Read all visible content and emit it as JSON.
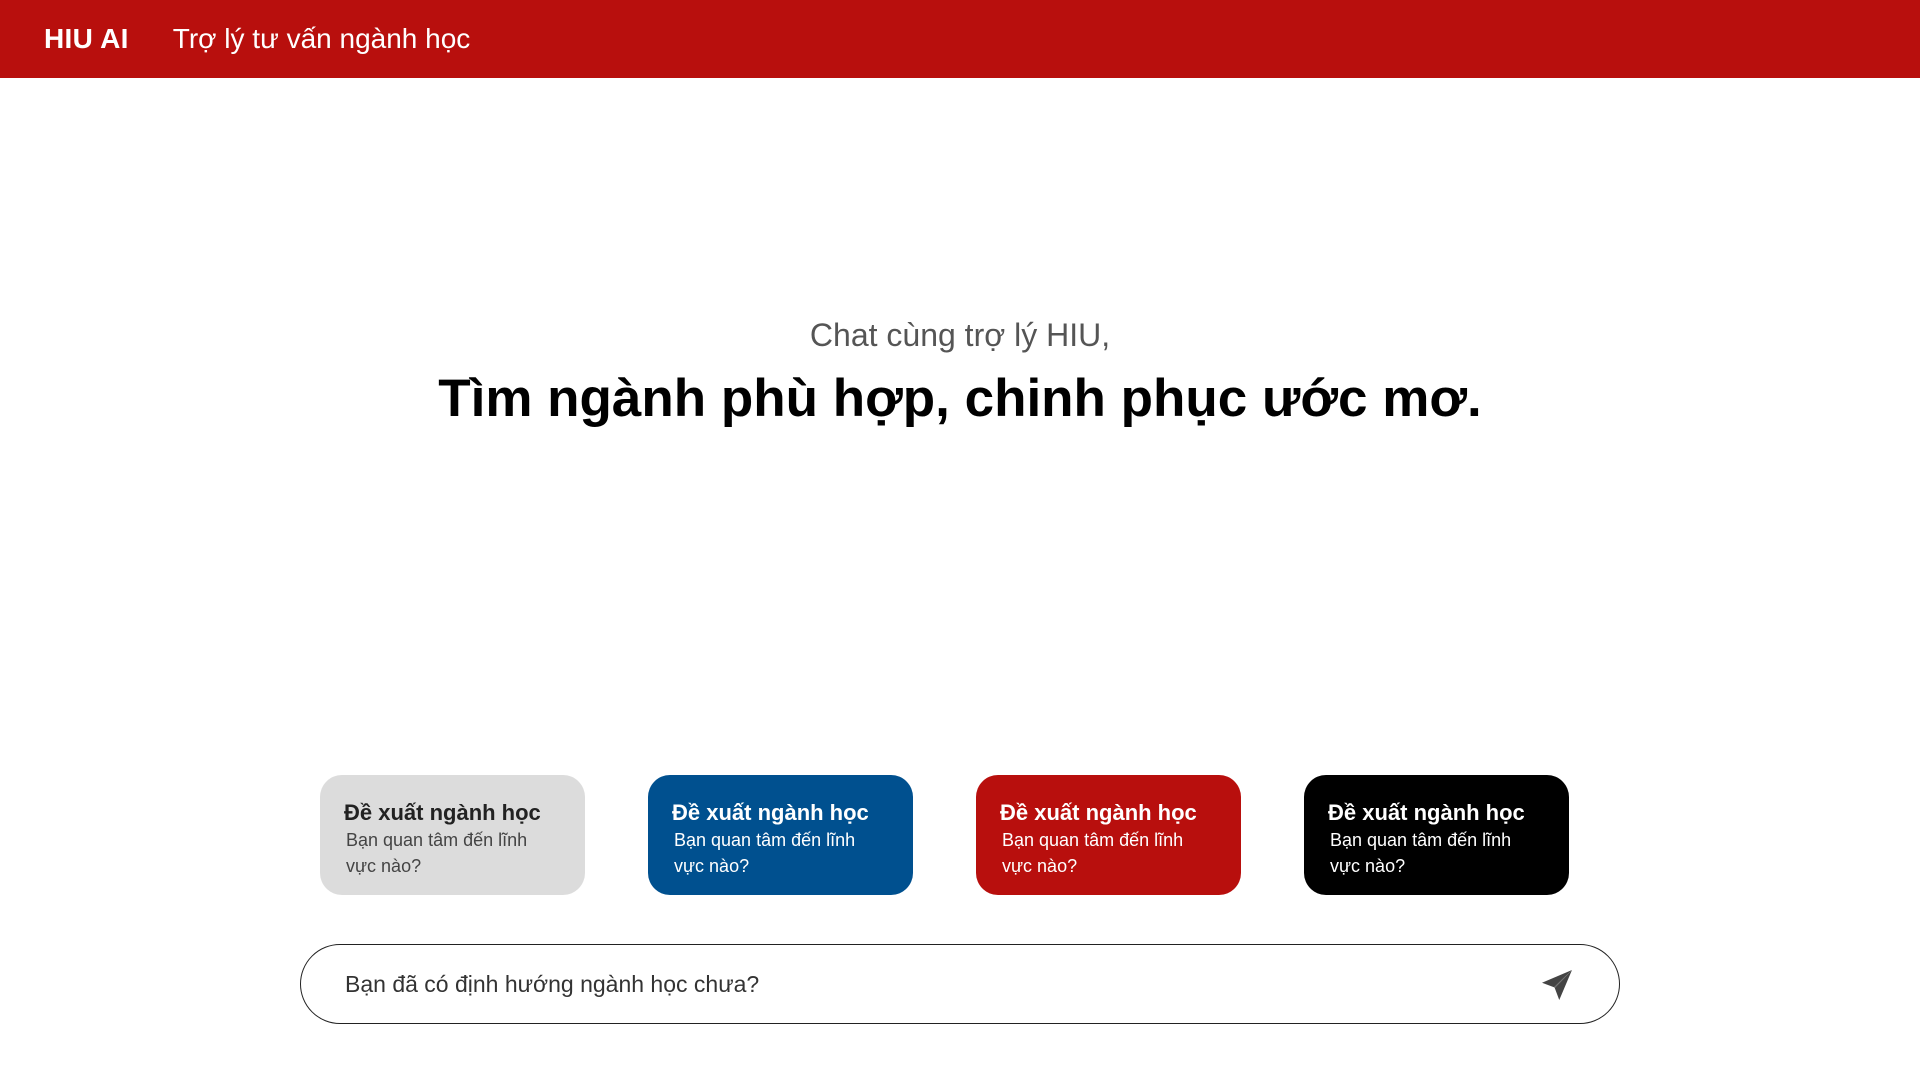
{
  "header": {
    "brand": "HIU AI",
    "nav_title": "Trợ lý tư vấn ngành học"
  },
  "hero": {
    "greeting": "Chat cùng trợ lý HIU,",
    "title": "Tìm ngành phù hợp, chinh phục ước mơ."
  },
  "suggestions": [
    {
      "title": "Đề xuất ngành học",
      "description": "Bạn quan tâm đến lĩnh vực nào?",
      "color": "#dcdcdc"
    },
    {
      "title": "Đề xuất ngành học",
      "description": "Bạn quan tâm đến lĩnh vực nào?",
      "color": "#00508f"
    },
    {
      "title": "Đề xuất ngành học",
      "description": "Bạn quan tâm đến lĩnh vực nào?",
      "color": "#b80f0d"
    },
    {
      "title": "Đề xuất ngành học",
      "description": "Bạn quan tâm đến lĩnh vực nào?",
      "color": "#000000"
    }
  ],
  "chat": {
    "placeholder": "Bạn đã có định hướng ngành học chưa?",
    "send_icon": "send-icon"
  },
  "colors": {
    "brand_red": "#b80f0d",
    "blue": "#00508f"
  }
}
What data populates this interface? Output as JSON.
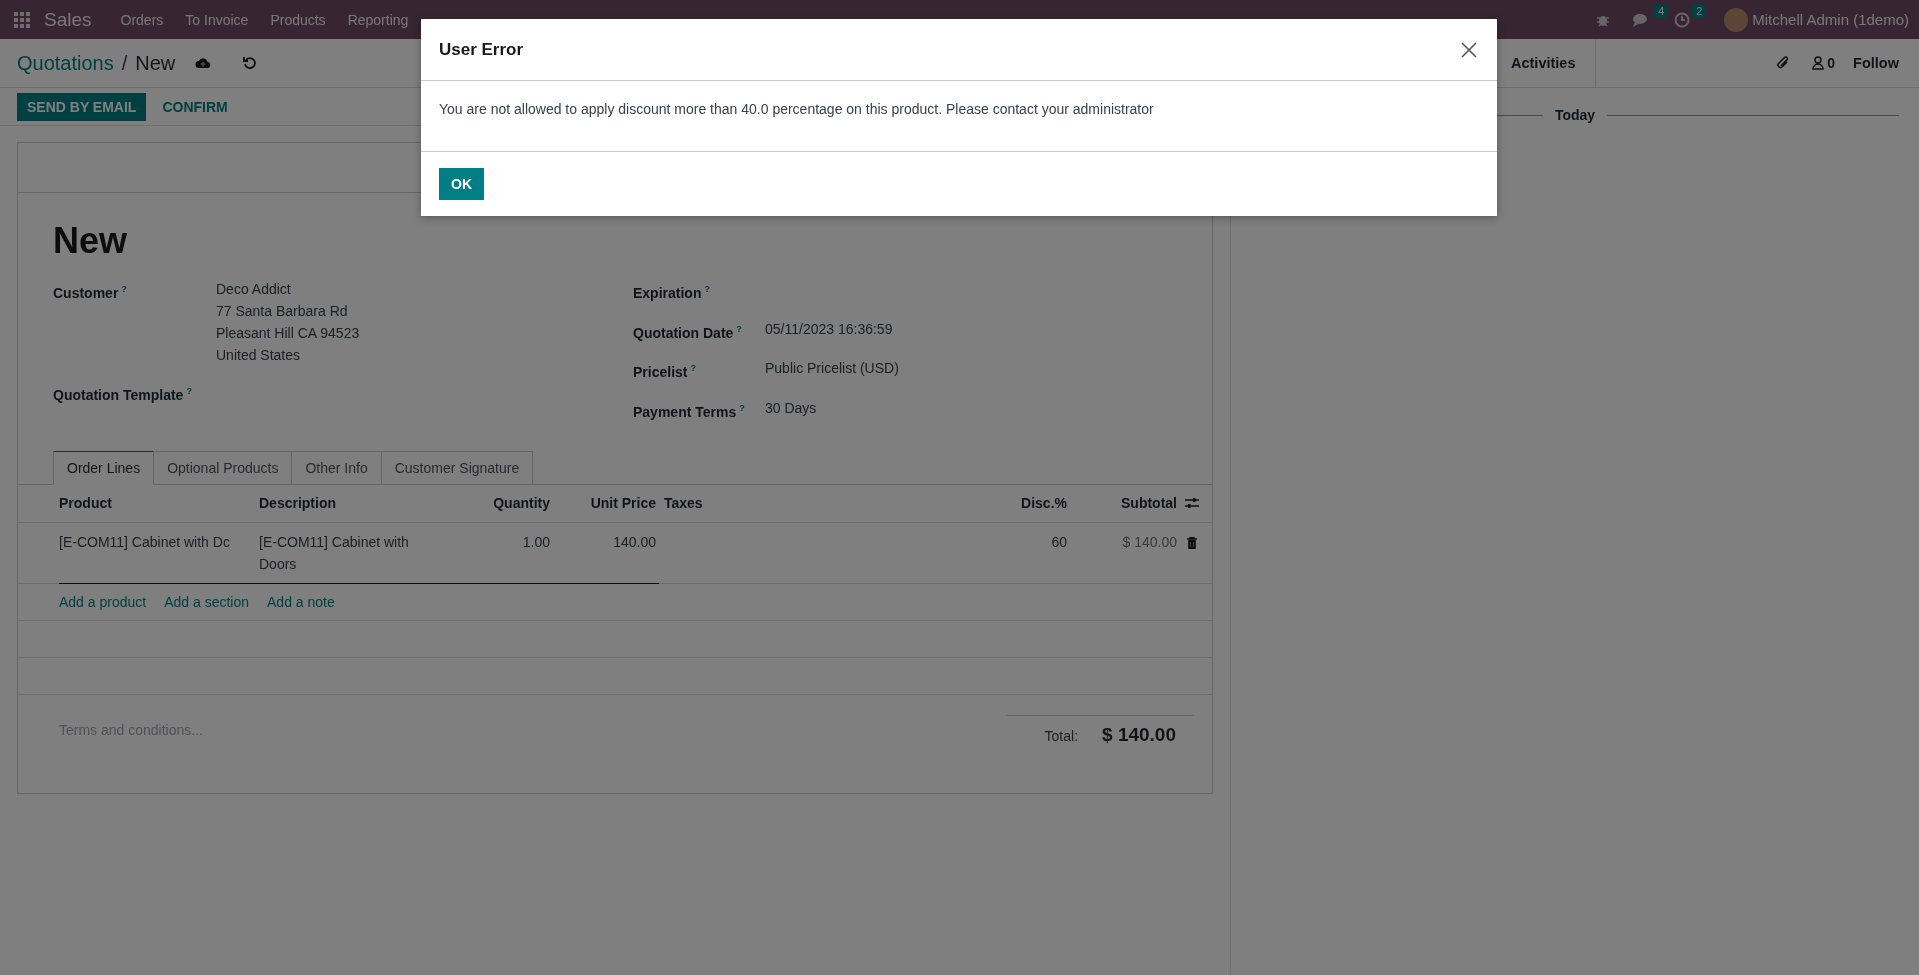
{
  "navbar": {
    "app_name": "Sales",
    "menu": [
      "Orders",
      "To Invoice",
      "Products",
      "Reporting"
    ],
    "messages_count": "4",
    "activities_count": "2",
    "user": "Mitchell Admin (1demo)"
  },
  "control_panel": {
    "breadcrumb": {
      "parent": "Quotations",
      "separator": "/",
      "current": "New"
    },
    "actions": [
      {
        "label": "SEND BY EMAIL",
        "kind": "primary"
      },
      {
        "label": "CONFIRM",
        "kind": "secondary"
      }
    ]
  },
  "form": {
    "title": "New",
    "left_fields": [
      {
        "label": "Customer",
        "help": "?",
        "lines": [
          "Deco Addict",
          "77 Santa Barbara Rd",
          "Pleasant Hill CA 94523",
          "United States"
        ]
      },
      {
        "label": "Quotation Template",
        "help": "?"
      }
    ],
    "right_fields": [
      {
        "label": "Expiration",
        "help": "?"
      },
      {
        "label": "Quotation Date",
        "help": "?",
        "lines": [
          "05/11/2023 16:36:59"
        ]
      },
      {
        "label": "Pricelist",
        "help": "?",
        "lines": [
          "Public Pricelist (USD)"
        ]
      },
      {
        "label": "Payment Terms",
        "help": "?",
        "lines": [
          "30 Days"
        ]
      }
    ],
    "tabs": [
      {
        "label": "Order Lines",
        "selected": true
      },
      {
        "label": "Optional Products",
        "selected": false
      },
      {
        "label": "Other Info",
        "selected": false
      },
      {
        "label": "Customer Signature",
        "selected": false
      }
    ],
    "table": {
      "columns": [
        "Product",
        "Description",
        "Quantity",
        "Unit Price",
        "Taxes",
        "Disc.%",
        "Subtotal"
      ],
      "rows": [
        {
          "product": "[E-COM11] Cabinet with Dc",
          "description": "[E-COM11] Cabinet with Doors",
          "quantity": "1.00",
          "unit_price": "140.00",
          "discount": "60",
          "subtotal": "$ 140.00"
        }
      ],
      "add_links": [
        "Add a product",
        "Add a section",
        "Add a note"
      ]
    },
    "terms": {
      "placeholder": "Terms and conditions..."
    },
    "total": {
      "label": "Total:",
      "value": "$ 140.00"
    }
  },
  "chatter": {
    "activities": "Activities",
    "followers_count": "0",
    "follow": "Follow",
    "date_separator": "Today"
  },
  "dialog": {
    "title": "User Error",
    "message": "You are not allowed to apply discount more than 40.0 percentage on this product. Please contact your administrator",
    "button": "OK"
  }
}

[DIRECTIONS FOR THIS TASK]: Reproduce all of the material exactly, apart from the pictures.

[FINAL RESULT]:
Read all visible content and emit it as JSON.
{
  "header": {
    "brand": "HIU AI",
    "nav_title": "Trợ lý tư vấn ngành học"
  },
  "hero": {
    "greeting": "Chat cùng trợ lý HIU,",
    "title": "Tìm ngành phù hợp, chinh phục ước mơ."
  },
  "suggestions": [
    {
      "title": "Đề xuất ngành học",
      "description": "Bạn quan tâm đến lĩnh vực nào?",
      "color": "#dcdcdc"
    },
    {
      "title": "Đề xuất ngành học",
      "description": "Bạn quan tâm đến lĩnh vực nào?",
      "color": "#00508f"
    },
    {
      "title": "Đề xuất ngành học",
      "description": "Bạn quan tâm đến lĩnh vực nào?",
      "color": "#b80f0d"
    },
    {
      "title": "Đề xuất ngành học",
      "description": "Bạn quan tâm đến lĩnh vực nào?",
      "color": "#000000"
    }
  ],
  "chat": {
    "placeholder": "Bạn đã có định hướng ngành học chưa?",
    "send_icon": "send-icon"
  },
  "colors": {
    "brand_red": "#b80f0d",
    "blue": "#00508f"
  }
}
What data populates this interface? Output as JSON.
{
  "navbar": {
    "app_name": "Sales",
    "menu": [
      "Orders",
      "To Invoice",
      "Products",
      "Reporting"
    ],
    "messages_count": "4",
    "activities_count": "2",
    "user": "Mitchell Admin (1demo)"
  },
  "control_panel": {
    "breadcrumb": {
      "parent": "Quotations",
      "separator": "/",
      "current": "New"
    },
    "actions": [
      {
        "label": "SEND BY EMAIL",
        "kind": "primary"
      },
      {
        "label": "CONFIRM",
        "kind": "secondary"
      }
    ]
  },
  "form": {
    "title": "New",
    "left_fields": [
      {
        "label": "Customer",
        "help": "?",
        "lines": [
          "Deco Addict",
          "77 Santa Barbara Rd",
          "Pleasant Hill CA 94523",
          "United States"
        ]
      },
      {
        "label": "Quotation Template",
        "help": "?"
      }
    ],
    "right_fields": [
      {
        "label": "Expiration",
        "help": "?"
      },
      {
        "label": "Quotation Date",
        "help": "?",
        "lines": [
          "05/11/2023 16:36:59"
        ]
      },
      {
        "label": "Pricelist",
        "help": "?",
        "lines": [
          "Public Pricelist (USD)"
        ]
      },
      {
        "label": "Payment Terms",
        "help": "?",
        "lines": [
          "30 Days"
        ]
      }
    ],
    "tabs": [
      {
        "label": "Order Lines",
        "selected": true
      },
      {
        "label": "Optional Products",
        "selected": false
      },
      {
        "label": "Other Info",
        "selected": false
      },
      {
        "label": "Customer Signature",
        "selected": false
      }
    ],
    "table": {
      "columns": [
        "Product",
        "Description",
        "Quantity",
        "Unit Price",
        "Taxes",
        "Disc.%",
        "Subtotal"
      ],
      "rows": [
        {
          "product": "[E-COM11] Cabinet with Dc",
          "description": "[E-COM11] Cabinet with Doors",
          "quantity": "1.00",
          "unit_price": "140.00",
          "discount": "60",
          "subtotal": "$ 140.00"
        }
      ],
      "add_links": [
        "Add a product",
        "Add a section",
        "Add a note"
      ]
    },
    "terms": {
      "placeholder": "Terms and conditions..."
    },
    "total": {
      "label": "Total:",
      "value": "$ 140.00"
    }
  },
  "chatter": {
    "activities": "Activities",
    "followers_count": "0",
    "follow": "Follow",
    "date_separator": "Today"
  },
  "dialog": {
    "title": "User Error",
    "message": "You are not allowed to apply discount more than 40.0 percentage on this product. Please contact your administrator",
    "button": "OK"
  }
}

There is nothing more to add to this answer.